**EXERCISE DETAILS:** Reproduce the records below exactly as given.

■ ■ ■ ■ ■

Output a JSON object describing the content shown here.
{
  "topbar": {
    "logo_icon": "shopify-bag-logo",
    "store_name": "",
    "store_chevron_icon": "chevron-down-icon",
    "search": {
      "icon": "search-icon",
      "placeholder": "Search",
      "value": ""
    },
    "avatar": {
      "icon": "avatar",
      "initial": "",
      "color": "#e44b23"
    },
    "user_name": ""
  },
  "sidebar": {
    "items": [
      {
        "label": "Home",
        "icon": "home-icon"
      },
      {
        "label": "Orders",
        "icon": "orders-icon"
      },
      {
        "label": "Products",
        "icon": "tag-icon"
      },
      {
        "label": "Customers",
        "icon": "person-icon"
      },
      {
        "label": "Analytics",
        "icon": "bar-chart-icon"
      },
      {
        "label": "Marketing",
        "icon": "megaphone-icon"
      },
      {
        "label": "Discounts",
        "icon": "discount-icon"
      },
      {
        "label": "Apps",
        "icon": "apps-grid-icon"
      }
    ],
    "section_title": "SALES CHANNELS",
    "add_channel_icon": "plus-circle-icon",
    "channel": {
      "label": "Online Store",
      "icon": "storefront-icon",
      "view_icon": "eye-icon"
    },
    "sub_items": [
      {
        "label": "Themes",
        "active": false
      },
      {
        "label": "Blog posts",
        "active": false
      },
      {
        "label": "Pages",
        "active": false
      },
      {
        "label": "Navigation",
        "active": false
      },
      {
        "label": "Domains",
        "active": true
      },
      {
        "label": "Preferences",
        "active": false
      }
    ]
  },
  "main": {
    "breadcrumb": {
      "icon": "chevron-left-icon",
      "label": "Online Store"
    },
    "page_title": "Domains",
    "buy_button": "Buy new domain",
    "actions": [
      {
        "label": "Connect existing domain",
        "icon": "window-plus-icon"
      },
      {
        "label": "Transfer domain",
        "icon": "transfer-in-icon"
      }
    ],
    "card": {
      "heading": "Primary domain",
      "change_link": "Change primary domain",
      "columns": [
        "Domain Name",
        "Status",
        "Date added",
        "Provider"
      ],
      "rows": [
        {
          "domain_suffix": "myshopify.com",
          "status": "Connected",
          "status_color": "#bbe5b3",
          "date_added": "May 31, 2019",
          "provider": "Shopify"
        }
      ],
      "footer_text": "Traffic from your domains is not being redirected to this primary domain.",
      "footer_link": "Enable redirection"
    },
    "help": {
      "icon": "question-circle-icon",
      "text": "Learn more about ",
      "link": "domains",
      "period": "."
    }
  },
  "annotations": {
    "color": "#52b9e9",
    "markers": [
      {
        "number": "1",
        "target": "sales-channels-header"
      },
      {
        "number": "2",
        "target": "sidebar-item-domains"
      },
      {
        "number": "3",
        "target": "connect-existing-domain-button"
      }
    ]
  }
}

■ ■ ■ ■ ■

**THE RESPONSE:**
Output a JSON object describing the content shown here.
{
  "topbar": {
    "logo_icon": "shopify-bag-logo",
    "store_name": "",
    "store_chevron_icon": "chevron-down-icon",
    "search": {
      "icon": "search-icon",
      "placeholder": "Search",
      "value": ""
    },
    "avatar": {
      "icon": "avatar",
      "initial": "",
      "color": "#e44b23"
    },
    "user_name": ""
  },
  "sidebar": {
    "items": [
      {
        "label": "Home",
        "icon": "home-icon"
      },
      {
        "label": "Orders",
        "icon": "orders-icon"
      },
      {
        "label": "Products",
        "icon": "tag-icon"
      },
      {
        "label": "Customers",
        "icon": "person-icon"
      },
      {
        "label": "Analytics",
        "icon": "bar-chart-icon"
      },
      {
        "label": "Marketing",
        "icon": "megaphone-icon"
      },
      {
        "label": "Discounts",
        "icon": "discount-icon"
      },
      {
        "label": "Apps",
        "icon": "apps-grid-icon"
      }
    ],
    "section_title": "SALES CHANNELS",
    "add_channel_icon": "plus-circle-icon",
    "channel": {
      "label": "Online Store",
      "icon": "storefront-icon",
      "view_icon": "eye-icon"
    },
    "sub_items": [
      {
        "label": "Themes",
        "active": false
      },
      {
        "label": "Blog posts",
        "active": false
      },
      {
        "label": "Pages",
        "active": false
      },
      {
        "label": "Navigation",
        "active": false
      },
      {
        "label": "Domains",
        "active": true
      },
      {
        "label": "Preferences",
        "active": false
      }
    ]
  },
  "main": {
    "breadcrumb": {
      "icon": "chevron-left-icon",
      "label": "Online Store"
    },
    "page_title": "Domains",
    "buy_button": "Buy new domain",
    "actions": [
      {
        "label": "Connect existing domain",
        "icon": "window-plus-icon"
      },
      {
        "label": "Transfer domain",
        "icon": "transfer-in-icon"
      }
    ],
    "card": {
      "heading": "Primary domain",
      "change_link": "Change primary domain",
      "columns": [
        "Domain Name",
        "Status",
        "Date added",
        "Provider"
      ],
      "rows": [
        {
          "domain_suffix": "myshopify.com",
          "status": "Connected",
          "status_color": "#bbe5b3",
          "date_added": "May 31, 2019",
          "provider": "Shopify"
        }
      ],
      "footer_text": "Traffic from your domains is not being redirected to this primary domain.",
      "footer_link": "Enable redirection"
    },
    "help": {
      "icon": "question-circle-icon",
      "text": "Learn more about ",
      "link": "domains",
      "period": "."
    }
  },
  "annotations": {
    "color": "#52b9e9",
    "markers": [
      {
        "number": "1",
        "target": "sales-channels-header"
      },
      {
        "number": "2",
        "target": "sidebar-item-domains"
      },
      {
        "number": "3",
        "target": "connect-existing-domain-button"
      }
    ]
  }
}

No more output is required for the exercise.